What the task requires
Only the number is wanted: how many lines contain "消去x得"?

[Begin Exercise inputs]

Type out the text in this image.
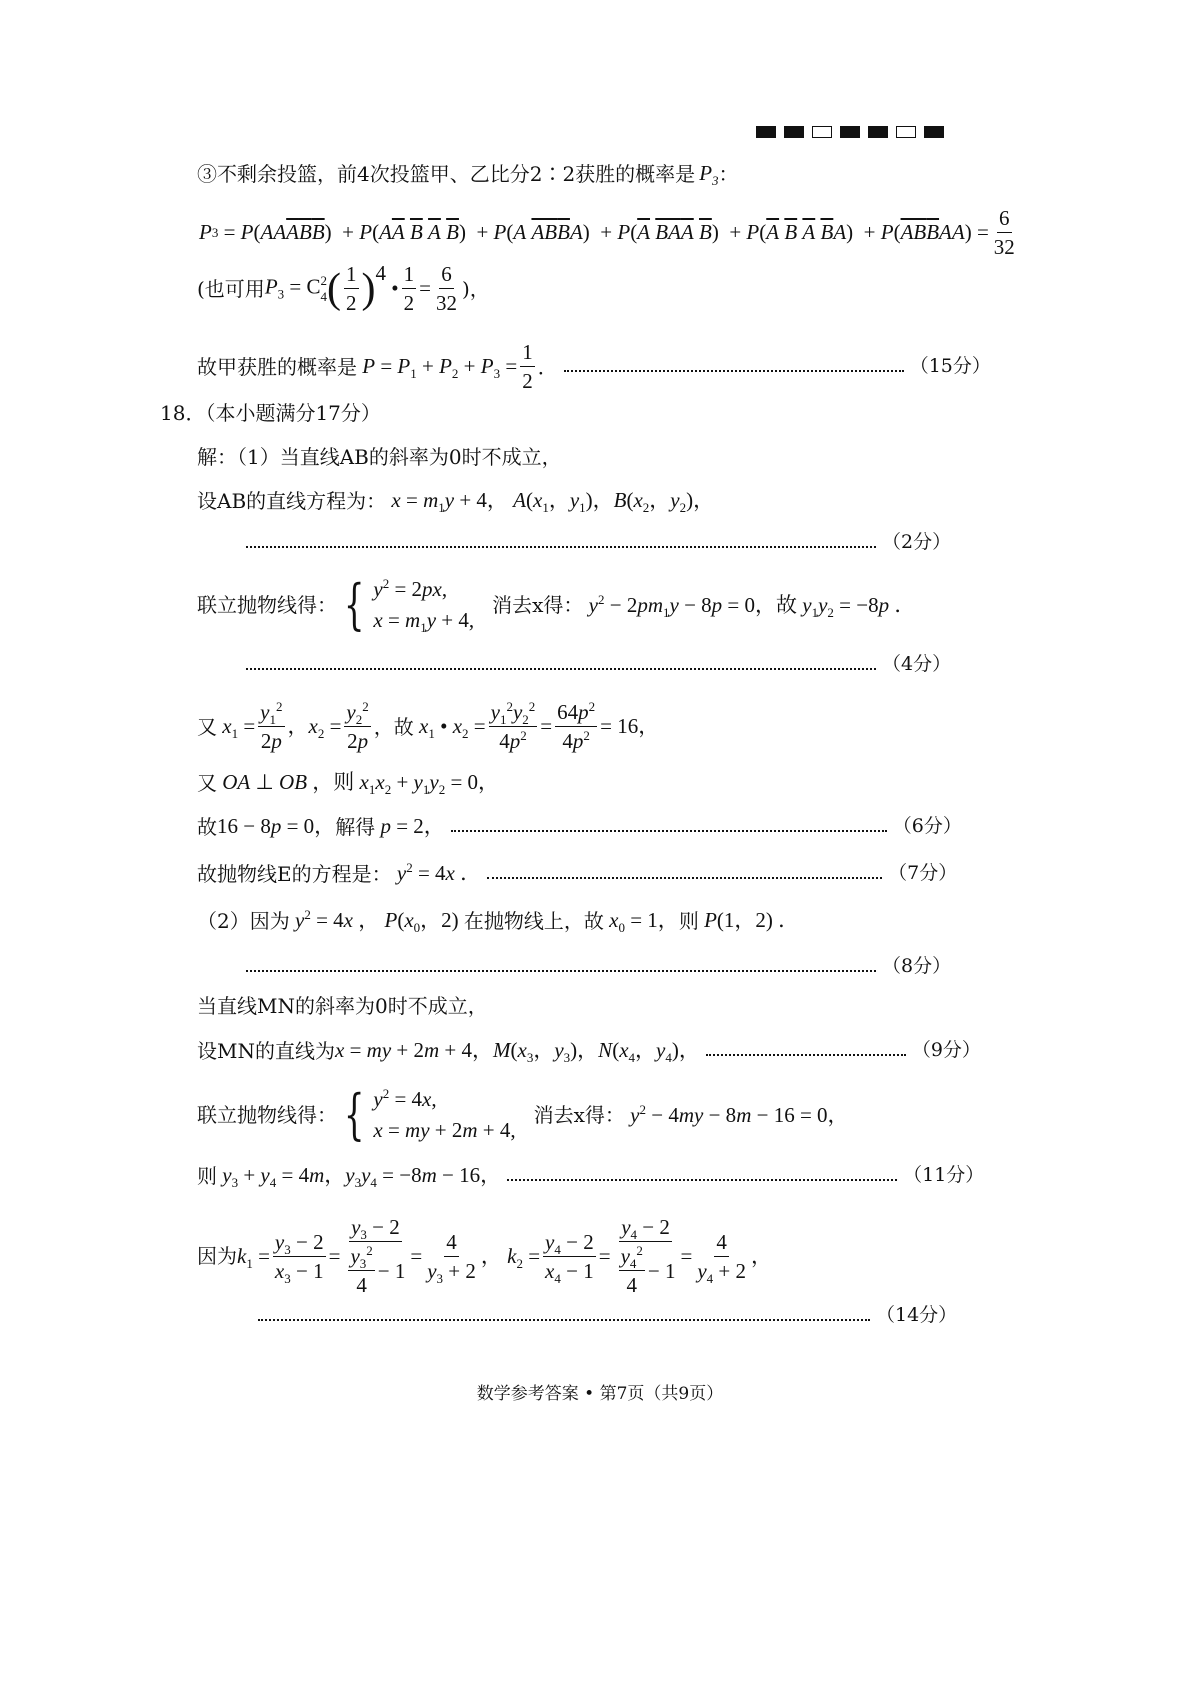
③不剩余投篮，前4次投篮甲、乙比分2∶2获胜的概率是 $P_3$ ：
P 3 = P ( $AA\overline{A}\overline{B}\overline{B}$ )  + P ( $A\overline{A}$ $\overline{B}$ $\overline{A}$ $\overline{B}$ )  + P ( A $\overline{AB}\overline{B}A$ )  + P ( $\overline{A}$ $\overline{BA}\overline{A}$ $\overline{B}$ )  + P ( $\overline{A}$ $\overline{B}$ $\overline{A}$ $\overline{B}A$ )  + P ( $\overline{AB}\overline{B}AA$ ) = $\frac{6}{32}$
(也可用 $P_3 = C$ 2
4 ( $\frac{1}{2} )^4$
• $\frac{1}{2} = \frac{6}{32}$ )，
故甲获胜的概率是 $P = P_1 + P_2 + P_3 = \frac{1}{2}$ ．	（15分）
18．（本小题满分17分）
解：（1）当直线AB的斜率为0时不成立，
设AB的直线方程为： $x = m_1y + 4$， $A(x_1$，$y_1$)，$B(x_2$，$y_2$)，
（2分）
联立抛物线得： { $y^2 = 2px$,
$x = m_1y + 4$,
消去x得： $y^2 - 2pm_1y - 8p = 0$，故 $y_1y_2 = -8p$ ．
（4分）
又 $x_1 = \frac{y_1^2}{2p}$ ，$x_2 = \frac{y_2^2}{2p}$ ，故 $x_1$ • $x_2 = \frac{y_1^2y_2^2}{4p^2} = \frac{64p^2}{4p^2} = 16$，
又 OA ⊥ OB ，则 $x_1x_2 + y_1y_2 = 0$，
故 16 − 8p = 0， 解得 p = 2，	（6分）
故抛物线E的方程是： $y^2 = 4x$ ．	（7分）
（2）因为 $y^2 = 4x$ ， $P(x_0$，2) 在抛物线上，故 $x_0 = 1$， 则 P(1，2) ．
（8分）
当直线MN的斜率为0时不成立，
设MN的直线为 x = my + 2m + 4，$M(x_3$，$y_3$)，$N(x_4$，$y_4$)，	（9分）
联立抛物线得： { $y^2 = 4x$,
x = my + 2m + 4,
消去x得： $y^2 - 4my - 8m - 16 = 0$，
则 $y_3 + y_4 = 4m$，$y_3y_4 = -8m - 16$，	（11分）
因为 $k_1 = \frac{y_3 - 2}{x_3 - 1} = \frac{y_3 - 2}{\frac{y_3^2}{4} - 1} = \frac{4}{y_3 + 2}$ ， $k_2 = \frac{y_4 - 2}{x_4 - 1} = \frac{y_4 - 2}{\frac{y_4^2}{4} - 1} = \frac{4}{y_4 + 2}$ ，
（14分）
数学参考答案 • 第7页（共9页）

[End Exercise inputs]

Reply
2